**About this task**
The records follow. Filter them to the lines that hold "School".

**Source data**
⟨
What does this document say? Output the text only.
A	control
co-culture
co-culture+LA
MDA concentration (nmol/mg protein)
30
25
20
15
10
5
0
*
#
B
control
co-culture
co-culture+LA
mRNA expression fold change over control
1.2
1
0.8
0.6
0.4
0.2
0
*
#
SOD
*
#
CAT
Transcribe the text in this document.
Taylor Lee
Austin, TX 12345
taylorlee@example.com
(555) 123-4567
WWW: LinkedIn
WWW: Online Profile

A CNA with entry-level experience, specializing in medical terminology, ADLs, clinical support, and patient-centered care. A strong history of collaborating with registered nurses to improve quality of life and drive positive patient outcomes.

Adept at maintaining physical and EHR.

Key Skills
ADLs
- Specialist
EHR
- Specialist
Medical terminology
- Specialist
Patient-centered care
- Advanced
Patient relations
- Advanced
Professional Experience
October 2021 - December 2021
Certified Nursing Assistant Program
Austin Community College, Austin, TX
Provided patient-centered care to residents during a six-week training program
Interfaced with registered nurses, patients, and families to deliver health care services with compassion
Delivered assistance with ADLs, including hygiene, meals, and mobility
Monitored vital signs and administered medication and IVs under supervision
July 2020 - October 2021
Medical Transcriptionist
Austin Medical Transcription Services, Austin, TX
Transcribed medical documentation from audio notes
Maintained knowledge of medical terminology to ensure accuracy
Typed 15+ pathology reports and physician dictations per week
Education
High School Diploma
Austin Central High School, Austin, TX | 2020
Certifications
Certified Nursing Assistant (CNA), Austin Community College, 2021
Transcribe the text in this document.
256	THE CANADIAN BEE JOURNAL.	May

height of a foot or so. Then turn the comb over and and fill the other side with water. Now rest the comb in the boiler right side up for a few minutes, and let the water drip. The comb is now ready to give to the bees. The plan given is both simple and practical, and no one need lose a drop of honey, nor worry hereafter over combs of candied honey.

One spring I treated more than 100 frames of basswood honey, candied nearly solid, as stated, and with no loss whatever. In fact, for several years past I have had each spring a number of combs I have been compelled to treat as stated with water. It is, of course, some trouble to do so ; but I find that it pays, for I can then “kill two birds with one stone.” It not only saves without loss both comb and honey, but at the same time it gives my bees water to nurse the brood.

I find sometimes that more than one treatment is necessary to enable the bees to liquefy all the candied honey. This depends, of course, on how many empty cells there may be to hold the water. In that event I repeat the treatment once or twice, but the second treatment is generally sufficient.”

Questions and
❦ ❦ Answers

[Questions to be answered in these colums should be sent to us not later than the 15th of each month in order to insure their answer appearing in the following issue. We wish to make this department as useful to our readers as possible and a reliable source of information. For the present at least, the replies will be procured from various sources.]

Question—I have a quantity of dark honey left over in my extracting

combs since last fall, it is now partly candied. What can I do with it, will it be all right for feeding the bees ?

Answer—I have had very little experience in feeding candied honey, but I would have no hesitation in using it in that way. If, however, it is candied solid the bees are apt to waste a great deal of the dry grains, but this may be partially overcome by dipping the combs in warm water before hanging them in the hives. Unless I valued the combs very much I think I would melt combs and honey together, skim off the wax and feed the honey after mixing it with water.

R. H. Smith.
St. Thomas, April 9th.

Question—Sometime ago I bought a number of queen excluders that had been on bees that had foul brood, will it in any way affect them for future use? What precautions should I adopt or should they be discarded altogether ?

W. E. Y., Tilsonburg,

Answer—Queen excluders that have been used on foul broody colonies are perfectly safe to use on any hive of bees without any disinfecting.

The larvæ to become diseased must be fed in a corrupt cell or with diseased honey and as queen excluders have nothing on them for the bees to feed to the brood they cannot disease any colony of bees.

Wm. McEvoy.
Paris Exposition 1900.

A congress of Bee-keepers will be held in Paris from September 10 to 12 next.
⟩
**Task solution**
High School Diploma
Austin Central High School, Austin, TX | 2020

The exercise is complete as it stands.